A production-quality trade execution system that minimizes slippage on large cryptocurrency orders using reinforcement learning. Trained on 7.5M bars of real Binance market data across 3 assets, evaluated walk-forward on fully out-of-sample 2024 data, and validated against 98M real tick-level trades.

CS5130 - Programming and Data Processing for AI | Spring 2026 | Northeastern University


Results

Strategy Comparison (50 BTC, 500 simulations)

Strategy Cost ($) vs TWAP
Immediate $370.29 -1,734%
TWAP $20.20 baseline
VWAP $15.09 +25.3%
A-C (λ=0.5) $20.20 +0.0%
ML Agent (ours) $11.29 +44.1%

Multi-Asset Out-of-Sample (50 BTC, 2024 H2)

Asset vs TWAP Win Rate vs VWAP
BTCUSDT +10.2 bps 75% -0.6 bps
ETHUSDT +0.6 bps 65% -0.8 bps
SOLUSDT -0.2 bps 12% -0.03 bps
Average +3.5 bps -0.5 bps

At 50 BTC ($2.5M), saving 10.2 bps on BTCUSDT = **$940 per order**. Over 1,000 orders = $940,000 saved.


Problem

When a hedge fund needs to buy 50 BTC, executing it all at once moves the price against them - this is called slippage or market impact. The cost increases nonlinearly with order size: each additional BTC costs more than the last because you're consuming progressively deeper levels of the order book.

The question: How do you slice a large order over 60 minutes to minimize total execution cost?

This project builds a complete system to answer that question using real market data and reinforcement learning.


Quick Start

Setup

git clone https://github.com/YOUR_USERNAME/Latency-Aware-Execution-Engine.git
cd Latency-Aware-Execution-Engine
python -m venv venv && source venv/bin/activate
pip install pandas numpy pyarrow pyyaml torch tqdm requests matplotlib seaborn

Download Data

python scripts/download_data.py --symbols BTCUSDT ETHUSDT SOLUSDT --start 2020-01-01 --end 2024-12-31
python scripts/validate_data.py --data data/raw/klines/BTCUSDT/ --output data/processed/BTCUSDT_klines_1m.parquet

Run Full Pipeline (single command)

## Records provided
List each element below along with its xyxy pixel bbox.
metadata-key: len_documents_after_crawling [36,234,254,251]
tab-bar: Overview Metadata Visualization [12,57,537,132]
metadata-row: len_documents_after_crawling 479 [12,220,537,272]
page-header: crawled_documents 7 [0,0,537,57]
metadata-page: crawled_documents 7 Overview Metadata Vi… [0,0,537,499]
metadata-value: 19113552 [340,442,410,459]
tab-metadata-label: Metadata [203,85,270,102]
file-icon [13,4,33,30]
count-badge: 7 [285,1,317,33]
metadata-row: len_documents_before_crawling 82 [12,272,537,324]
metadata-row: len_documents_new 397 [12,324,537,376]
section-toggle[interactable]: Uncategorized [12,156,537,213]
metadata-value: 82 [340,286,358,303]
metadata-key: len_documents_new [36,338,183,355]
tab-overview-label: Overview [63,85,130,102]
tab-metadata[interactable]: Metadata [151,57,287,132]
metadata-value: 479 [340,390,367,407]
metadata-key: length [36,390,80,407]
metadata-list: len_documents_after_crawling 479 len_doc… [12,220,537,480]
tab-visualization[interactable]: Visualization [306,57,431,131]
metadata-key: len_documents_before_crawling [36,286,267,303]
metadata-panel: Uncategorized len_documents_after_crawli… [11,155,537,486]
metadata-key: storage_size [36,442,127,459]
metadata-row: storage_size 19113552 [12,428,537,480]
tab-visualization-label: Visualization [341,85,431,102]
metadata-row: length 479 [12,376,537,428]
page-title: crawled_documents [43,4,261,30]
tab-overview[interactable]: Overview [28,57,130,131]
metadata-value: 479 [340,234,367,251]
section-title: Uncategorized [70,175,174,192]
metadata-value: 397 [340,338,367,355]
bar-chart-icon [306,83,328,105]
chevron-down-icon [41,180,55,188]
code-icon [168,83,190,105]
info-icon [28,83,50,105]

## Exercise tasks
1. Answer these questions about the trade execution text:
(a) On how many bars of real Binance market data was the system trained?
(b) Which strategy has a cost of $15.09 in the 50 BTC strategy comparison?
(c) Over how many minutes does the stated question propose slicing a large order?
2. Print the records from their start through the line containing "metadata-row: storage_size 19113552", including both ends.
The text and the records are unrelated to each other.

## Task responses
1.
(a) 7.5M bars
(b) VWAP
(c) 60 minutes

2.
List each element below along with its xyxy pixel bbox.
metadata-key: len_documents_after_crawling [36,234,254,251]
tab-bar: Overview Metadata Visualization [12,57,537,132]
metadata-row: len_documents_after_crawling 479 [12,220,537,272]
page-header: crawled_documents 7 [0,0,537,57]
metadata-page: crawled_documents 7 Overview Metadata Vi… [0,0,537,499]
metadata-value: 19113552 [340,442,410,459]
tab-metadata-label: Metadata [203,85,270,102]
file-icon [13,4,33,30]
count-badge: 7 [285,1,317,33]
metadata-row: len_documents_before_crawling 82 [12,272,537,324]
metadata-row: len_documents_new 397 [12,324,537,376]
section-toggle[interactable]: Uncategorized [12,156,537,213]
metadata-value: 82 [340,286,358,303]
metadata-key: len_documents_new [36,338,183,355]
tab-overview-label: Overview [63,85,130,102]
tab-metadata[interactable]: Metadata [151,57,287,132]
metadata-value: 479 [340,390,367,407]
metadata-key: length [36,390,80,407]
metadata-list: len_documents_after_crawling 479 len_doc… [12,220,537,480]
tab-visualization[interactable]: Visualization [306,57,431,131]
metadata-key: len_documents_before_crawling [36,286,267,303]
metadata-panel: Uncategorized len_documents_after_crawli… [11,155,537,486]
metadata-key: storage_size [36,442,127,459]
metadata-row: storage_size 19113552 [12,428,537,480]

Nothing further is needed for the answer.